#### WHAT THE EXERCISE ASKS
Across the entries below, how many lines include "pediatric"? Give the number and nothing else.

(Recorded data)
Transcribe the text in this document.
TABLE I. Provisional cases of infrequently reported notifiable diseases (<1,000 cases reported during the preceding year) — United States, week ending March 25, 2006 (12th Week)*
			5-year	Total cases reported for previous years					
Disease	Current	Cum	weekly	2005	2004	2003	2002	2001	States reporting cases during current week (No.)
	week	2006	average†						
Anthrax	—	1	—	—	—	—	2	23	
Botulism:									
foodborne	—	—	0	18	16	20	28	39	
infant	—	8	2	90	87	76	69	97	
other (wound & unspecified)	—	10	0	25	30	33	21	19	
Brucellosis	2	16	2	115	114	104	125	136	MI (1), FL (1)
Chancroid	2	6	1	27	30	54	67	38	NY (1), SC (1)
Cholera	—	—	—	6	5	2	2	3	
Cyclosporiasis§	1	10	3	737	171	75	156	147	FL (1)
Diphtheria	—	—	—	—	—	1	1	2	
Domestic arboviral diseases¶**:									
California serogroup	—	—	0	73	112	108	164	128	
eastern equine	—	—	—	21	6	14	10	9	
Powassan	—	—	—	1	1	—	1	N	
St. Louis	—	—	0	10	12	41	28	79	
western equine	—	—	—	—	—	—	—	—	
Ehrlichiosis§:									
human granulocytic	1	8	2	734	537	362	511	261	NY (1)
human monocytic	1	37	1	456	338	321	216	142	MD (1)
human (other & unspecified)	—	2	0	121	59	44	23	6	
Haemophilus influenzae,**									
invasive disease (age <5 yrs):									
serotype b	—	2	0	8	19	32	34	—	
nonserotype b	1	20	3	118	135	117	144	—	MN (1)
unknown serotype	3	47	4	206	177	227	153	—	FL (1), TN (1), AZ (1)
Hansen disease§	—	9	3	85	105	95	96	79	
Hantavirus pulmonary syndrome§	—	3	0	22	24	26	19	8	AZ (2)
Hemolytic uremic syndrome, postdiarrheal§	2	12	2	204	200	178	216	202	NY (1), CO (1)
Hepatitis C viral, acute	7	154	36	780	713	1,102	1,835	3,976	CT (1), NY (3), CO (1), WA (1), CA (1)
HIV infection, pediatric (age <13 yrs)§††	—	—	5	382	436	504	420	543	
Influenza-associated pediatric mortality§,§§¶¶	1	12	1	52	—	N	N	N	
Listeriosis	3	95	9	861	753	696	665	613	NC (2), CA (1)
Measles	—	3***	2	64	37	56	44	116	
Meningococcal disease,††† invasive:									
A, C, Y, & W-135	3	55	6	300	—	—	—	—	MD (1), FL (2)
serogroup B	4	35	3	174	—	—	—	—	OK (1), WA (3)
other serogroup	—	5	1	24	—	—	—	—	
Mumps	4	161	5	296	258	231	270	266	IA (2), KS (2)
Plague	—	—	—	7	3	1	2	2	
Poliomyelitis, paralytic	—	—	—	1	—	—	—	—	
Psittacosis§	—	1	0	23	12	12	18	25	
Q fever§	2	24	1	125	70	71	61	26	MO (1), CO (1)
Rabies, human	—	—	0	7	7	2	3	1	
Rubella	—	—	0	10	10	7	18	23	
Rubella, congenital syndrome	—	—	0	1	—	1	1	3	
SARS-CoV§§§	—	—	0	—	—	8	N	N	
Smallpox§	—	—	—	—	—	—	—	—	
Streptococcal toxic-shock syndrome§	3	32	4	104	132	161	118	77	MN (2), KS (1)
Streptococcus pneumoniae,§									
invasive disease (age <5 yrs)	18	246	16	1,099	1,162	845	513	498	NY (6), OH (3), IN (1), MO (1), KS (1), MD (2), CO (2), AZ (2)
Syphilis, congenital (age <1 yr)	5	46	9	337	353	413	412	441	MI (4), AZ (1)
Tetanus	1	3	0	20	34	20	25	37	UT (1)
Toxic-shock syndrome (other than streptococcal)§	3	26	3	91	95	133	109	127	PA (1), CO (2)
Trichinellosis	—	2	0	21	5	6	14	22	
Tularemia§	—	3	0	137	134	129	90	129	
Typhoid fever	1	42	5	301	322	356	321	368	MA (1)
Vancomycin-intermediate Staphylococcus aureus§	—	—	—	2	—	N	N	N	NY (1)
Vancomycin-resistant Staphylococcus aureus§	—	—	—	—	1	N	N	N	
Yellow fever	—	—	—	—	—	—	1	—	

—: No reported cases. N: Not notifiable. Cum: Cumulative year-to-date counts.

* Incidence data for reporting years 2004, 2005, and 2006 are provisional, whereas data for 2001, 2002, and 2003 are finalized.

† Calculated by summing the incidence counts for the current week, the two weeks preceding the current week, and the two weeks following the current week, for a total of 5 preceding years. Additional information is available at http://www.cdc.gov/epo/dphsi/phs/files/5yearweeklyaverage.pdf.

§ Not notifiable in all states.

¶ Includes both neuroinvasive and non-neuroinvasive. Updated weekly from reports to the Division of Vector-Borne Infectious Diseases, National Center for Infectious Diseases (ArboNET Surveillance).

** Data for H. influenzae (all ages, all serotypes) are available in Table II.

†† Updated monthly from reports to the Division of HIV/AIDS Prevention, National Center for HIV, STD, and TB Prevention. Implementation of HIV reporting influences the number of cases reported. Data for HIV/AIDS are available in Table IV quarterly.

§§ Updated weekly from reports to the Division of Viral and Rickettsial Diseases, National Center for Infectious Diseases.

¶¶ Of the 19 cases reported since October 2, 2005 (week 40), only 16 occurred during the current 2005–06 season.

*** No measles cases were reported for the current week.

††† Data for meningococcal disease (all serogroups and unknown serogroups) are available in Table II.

#### YOUR RESPONSE
2